The sleuths who protect cryptocurrencies from hackers are raking in money




At a time when many crypto companies have seen their fortunes plummet, one corner of the industry is thriving.


With criminals, including North Korean hackers, increasingly targeting the sprawling software infrastructure underpinning the cryptosphere, firms that sift through code for weaknesses and run bug-hunting sites are finding themselves with more business than they can handle. As mass firings become the norm elsewhere in crypto, they’re boosting hiring, raising prices and taking in fresh funding.


Their rising fortunes underscore how the industry is waking up to the threat of sophisticated hackers who have stolen roughly $2 billion from digital-asset protocols this year, according to researcher Chainalysis, which says such attacks show few signs of slowing.


With so much at stake, crypto security services are moving from the “nice to have” spending category to the “must have” bucket, even for bootstrapping start-ups and community-driven projects.


“We have spent sooooo much money on audits,” Paul Frambot, chief executive officer of crypto startup Morpho Labs, said by text message. “Security is, in my opinion, not taken sufficiently seriously in DeFi,” he added, referring to decentralised finance, where people trade, borrow and lend crypto without a central intermediary.


Investors are taking note of the growing demand for protection. Venture capital firms have poured $257 million into crypto auditing and security companies so far this year, up from $185 million for all of 2021, according to CB Insights.


Rising threat


Crypto thieves have stalked the industry for most of its roughly decade-long existence, from the Bitfinex exchange hack in 2016 to last year’s exploit of the PolyNetwork protocol.


But the problem has worsened recently, in part because of a relatively novel part of the ecosystem that’s become a juicy target: so-called crypto bridges, software platforms that allow coins designed for one blockchain to be used on another. Hacks on crypto bridges accounted for more than two-thirds of the total value stolen in the first seven months of 2022, Chainalysis estimates.
————
**REQUIRED ACTION**
Extend the article on crypto security firms, picking up after its last sentence about crypto bridge hacks. The records that follow are separate material and have no connection to the article on crypto security firms.
————
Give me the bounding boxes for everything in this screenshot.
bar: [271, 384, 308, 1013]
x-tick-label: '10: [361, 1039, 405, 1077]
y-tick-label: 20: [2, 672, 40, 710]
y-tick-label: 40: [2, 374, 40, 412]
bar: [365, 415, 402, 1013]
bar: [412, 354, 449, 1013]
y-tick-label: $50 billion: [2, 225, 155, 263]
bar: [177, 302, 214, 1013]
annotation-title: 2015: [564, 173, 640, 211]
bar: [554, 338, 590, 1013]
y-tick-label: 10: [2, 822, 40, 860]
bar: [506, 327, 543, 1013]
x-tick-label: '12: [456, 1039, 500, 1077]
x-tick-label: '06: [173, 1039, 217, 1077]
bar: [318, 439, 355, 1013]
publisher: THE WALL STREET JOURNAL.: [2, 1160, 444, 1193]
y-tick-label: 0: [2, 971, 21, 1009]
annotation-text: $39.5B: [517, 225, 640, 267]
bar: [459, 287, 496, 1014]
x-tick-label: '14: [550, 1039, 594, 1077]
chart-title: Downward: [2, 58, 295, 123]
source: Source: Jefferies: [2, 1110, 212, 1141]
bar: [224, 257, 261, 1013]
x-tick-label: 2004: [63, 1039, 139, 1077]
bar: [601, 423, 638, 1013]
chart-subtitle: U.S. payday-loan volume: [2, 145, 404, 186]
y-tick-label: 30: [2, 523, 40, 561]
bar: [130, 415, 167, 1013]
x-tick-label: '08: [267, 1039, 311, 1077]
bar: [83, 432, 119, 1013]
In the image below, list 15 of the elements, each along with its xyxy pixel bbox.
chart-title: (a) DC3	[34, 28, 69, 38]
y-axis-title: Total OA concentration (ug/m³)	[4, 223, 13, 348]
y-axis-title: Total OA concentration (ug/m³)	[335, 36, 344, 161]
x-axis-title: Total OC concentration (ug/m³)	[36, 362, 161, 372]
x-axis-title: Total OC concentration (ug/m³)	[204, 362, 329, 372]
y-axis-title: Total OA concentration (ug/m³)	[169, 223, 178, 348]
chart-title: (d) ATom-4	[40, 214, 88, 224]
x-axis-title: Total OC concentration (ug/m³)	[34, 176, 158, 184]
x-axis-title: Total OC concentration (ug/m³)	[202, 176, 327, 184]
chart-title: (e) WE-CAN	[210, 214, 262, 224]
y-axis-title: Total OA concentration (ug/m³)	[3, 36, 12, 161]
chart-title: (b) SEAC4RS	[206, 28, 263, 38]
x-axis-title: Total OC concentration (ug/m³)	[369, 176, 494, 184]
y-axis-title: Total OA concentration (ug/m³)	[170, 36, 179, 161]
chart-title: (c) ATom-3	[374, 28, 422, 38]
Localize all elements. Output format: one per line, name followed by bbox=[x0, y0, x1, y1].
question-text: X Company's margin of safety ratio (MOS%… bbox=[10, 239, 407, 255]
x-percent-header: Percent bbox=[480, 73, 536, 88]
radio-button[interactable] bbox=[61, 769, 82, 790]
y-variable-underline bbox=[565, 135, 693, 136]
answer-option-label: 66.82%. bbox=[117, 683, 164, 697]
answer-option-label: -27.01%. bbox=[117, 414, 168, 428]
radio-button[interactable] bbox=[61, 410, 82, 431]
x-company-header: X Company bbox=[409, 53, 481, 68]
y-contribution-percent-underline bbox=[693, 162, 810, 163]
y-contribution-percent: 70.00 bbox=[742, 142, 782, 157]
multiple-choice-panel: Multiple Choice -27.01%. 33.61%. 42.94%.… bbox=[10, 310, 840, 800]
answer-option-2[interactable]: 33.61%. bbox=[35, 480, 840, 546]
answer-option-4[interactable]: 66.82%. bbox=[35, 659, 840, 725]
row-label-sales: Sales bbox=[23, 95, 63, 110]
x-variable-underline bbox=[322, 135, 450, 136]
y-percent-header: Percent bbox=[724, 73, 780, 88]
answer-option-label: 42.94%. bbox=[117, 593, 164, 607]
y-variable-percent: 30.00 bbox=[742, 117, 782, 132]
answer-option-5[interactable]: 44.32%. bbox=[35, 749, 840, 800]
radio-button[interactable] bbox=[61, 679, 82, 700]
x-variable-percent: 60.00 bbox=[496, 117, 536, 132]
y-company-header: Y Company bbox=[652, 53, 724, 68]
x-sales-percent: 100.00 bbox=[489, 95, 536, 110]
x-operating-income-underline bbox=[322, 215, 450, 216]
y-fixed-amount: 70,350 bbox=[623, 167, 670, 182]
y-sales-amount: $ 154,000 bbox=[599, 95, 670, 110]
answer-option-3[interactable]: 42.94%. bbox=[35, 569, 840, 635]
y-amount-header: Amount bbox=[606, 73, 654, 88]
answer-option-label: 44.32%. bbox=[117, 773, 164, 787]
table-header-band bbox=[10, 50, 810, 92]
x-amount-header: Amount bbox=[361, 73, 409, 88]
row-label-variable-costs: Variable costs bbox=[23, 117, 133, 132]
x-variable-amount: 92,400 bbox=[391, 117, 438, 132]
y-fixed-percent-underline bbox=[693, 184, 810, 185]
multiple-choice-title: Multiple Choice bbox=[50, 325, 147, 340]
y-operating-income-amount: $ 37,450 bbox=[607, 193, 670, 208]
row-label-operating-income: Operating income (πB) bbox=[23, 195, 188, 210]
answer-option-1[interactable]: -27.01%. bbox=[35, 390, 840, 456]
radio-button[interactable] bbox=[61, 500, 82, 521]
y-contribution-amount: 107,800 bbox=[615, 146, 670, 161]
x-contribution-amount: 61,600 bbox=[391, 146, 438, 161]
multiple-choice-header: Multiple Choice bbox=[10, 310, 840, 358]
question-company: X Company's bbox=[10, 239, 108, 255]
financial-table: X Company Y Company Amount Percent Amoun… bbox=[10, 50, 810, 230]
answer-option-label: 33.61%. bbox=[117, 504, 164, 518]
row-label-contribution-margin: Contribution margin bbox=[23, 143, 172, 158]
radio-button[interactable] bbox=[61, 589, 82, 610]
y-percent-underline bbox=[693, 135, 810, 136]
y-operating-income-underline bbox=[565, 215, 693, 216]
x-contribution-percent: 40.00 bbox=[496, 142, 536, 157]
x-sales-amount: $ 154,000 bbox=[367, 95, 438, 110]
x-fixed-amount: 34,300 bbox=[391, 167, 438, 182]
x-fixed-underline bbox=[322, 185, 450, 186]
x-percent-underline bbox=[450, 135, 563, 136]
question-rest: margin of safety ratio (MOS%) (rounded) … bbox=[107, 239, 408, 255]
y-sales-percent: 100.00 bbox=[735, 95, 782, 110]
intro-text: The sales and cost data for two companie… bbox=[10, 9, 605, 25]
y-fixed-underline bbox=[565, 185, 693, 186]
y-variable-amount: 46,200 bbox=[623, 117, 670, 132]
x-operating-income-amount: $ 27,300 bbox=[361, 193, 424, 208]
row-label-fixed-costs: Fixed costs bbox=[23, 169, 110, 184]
————
**REPLY**
In March, hackers struck the Ronin Bridge connected to the popular Axie Infinity online game and made off with cryptocurrencies worth about $600 million at the time, one of the biggest hauls to date.


The threat isn’t limited to bridges. Hundreds of millions of dollars have vanished in exploits of other projects, like DeFi apps. Many of these efforts rely on so-called smart contracts — code that automatically executes transactions in a way that can’t be reversed — so design flaws can be especially costly.


$400,000 salaries


Audits are essentially reviews of code by experienced developers who scrutinise it to identify bugs, security concerns and other issues that could make the technology run in unintended ways. In some cases, the protocol’s developer can fix the weaknesses pinpointed, and then have those patches reviewed by the auditor. Some crypto auditors use automated tools that scan code. Others, like OpenZeppelin, deploy at least two auditors who go through the code, one after another, line by line.


Salaries for experienced blockchain auditors can run as high as $400,000 a year, according to Zeth Couceiro, founder of crypto recruitment firm Plexus Resource Solutions. Their pay is typically around 20 per cent above that of developers focused on Solidity, one of the biggest crypto programming languages. “The reason for that is the need to come from a coding background but also understand the architecture to establish vulnerabilities,” said Zeth Couceiro, founder of crypto recruitment firm Plexus Resource Solutions.